• **Things to do**:
A: In the leisure battery thread, what voltage did the battery drop to while the television was running off hook-up?
B: In the leisure battery thread, why is it suggested to isolate the solar panel completely when disconnecting the battery?

• **Document section**:
+ + + + +

# Leisure battery health?



## chilly (Apr 20, 2007)

I suspect my leisure battery might be on its way out (fairly big drop to around 10.5 volts while watching telly off hook-up).
Is there a definitive way of checking whether the battery is OK or not?
I've never previously allowed the battery's voltage to drop below 12V.

One pointer maybe...
whilst in its lowish state of charge, I noticed that, if I put an LED light on in the van, the 'accurate' meter on my Sargent control unit would drop 0.1 Volt immediately and then go back to where it was the instant the light was switched off again (clue maybe).

I must add that I'm an electrical numpty and don't poses a multimeter :frown2:

TIA Chris


----------



## chilly (Apr 20, 2007)

Posted this earlier but it's not coming up in 'recent discussions for some reason!


----------



## powerplus (Oct 6, 2014)

hi chris

i would fully charge the battery off the van for a couple of days and then test it with a load and see how long it lasts

there should be some more detailed instructions on here if you look


possibly leave the tv on all day and see how much it drops


barry


----------



## shingi (Apr 18, 2008)

Hi Chris,

Not familiar at all with the set up in your MH, but does your electrical panel have an ammeter reading? Not on hook up and with nothing switched on on the 12v side the ammeter should show zero. Maybe something’s ON that you’re not aware of maybe?

Mick


----------



## chilly (Apr 20, 2007)

shingi said:


> Hi Chris,
> 
> Not familiar at all with the set up in your MH, but does your electrical panel have an ammeter reading? Not on hook up and with nothing switched on on the 12v side the ammeter should show zero. Maybe something's ON that you're not aware of maybe?
> 
> Mick


It says BATTAMPS and it's flickering around -0.3 amps which I'm guessing is next to nowt.

I've turned the charger off and I'll cover the solar panel tomorrow to see if the voltage drops significantly with no drain.

Still don't know why this post isn't coming up in 'Recent Discussions' :dontknow:


----------



## shingi (Apr 18, 2008)

chilly said:


> I've turned the charger off and I'll cover the solar panel tomorrow to see if the voltage drops significantly with no drain.
> :


Yes, I think that's a good plan, or maybe disconnect the battery altogether so that any "drain" is impossible. As you've suggested, cover the solar panel or even isolate it completely as the positive (+) terminal will still otherwise be "live" when you remove it.

Another alternative, take the battery indoors and put it on charge for a while, and then check progress with a multi-meter.

+ + + + +

• **Source data**:
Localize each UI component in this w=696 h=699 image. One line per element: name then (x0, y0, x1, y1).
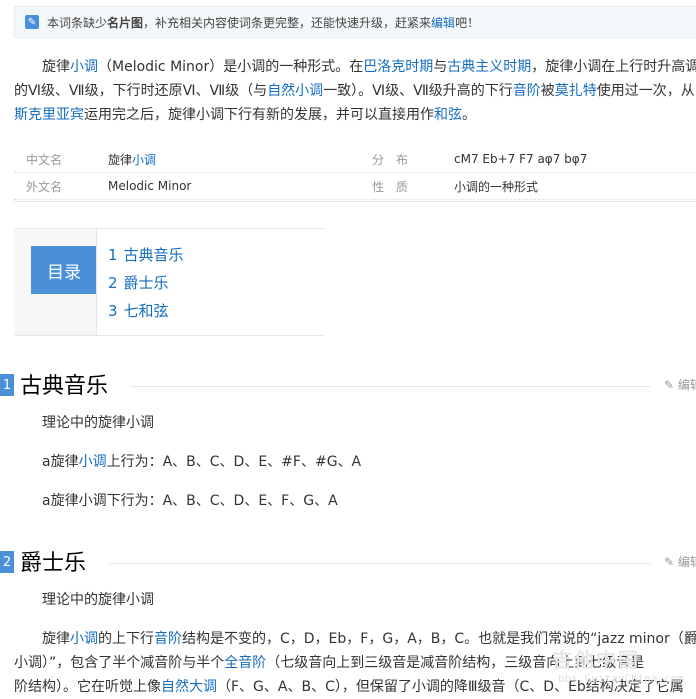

+ + + + +

• **Outputs by task**:
A: Around 10.5 volts.

B: Otherwise the positive (+) terminal will still be live when the battery is removed.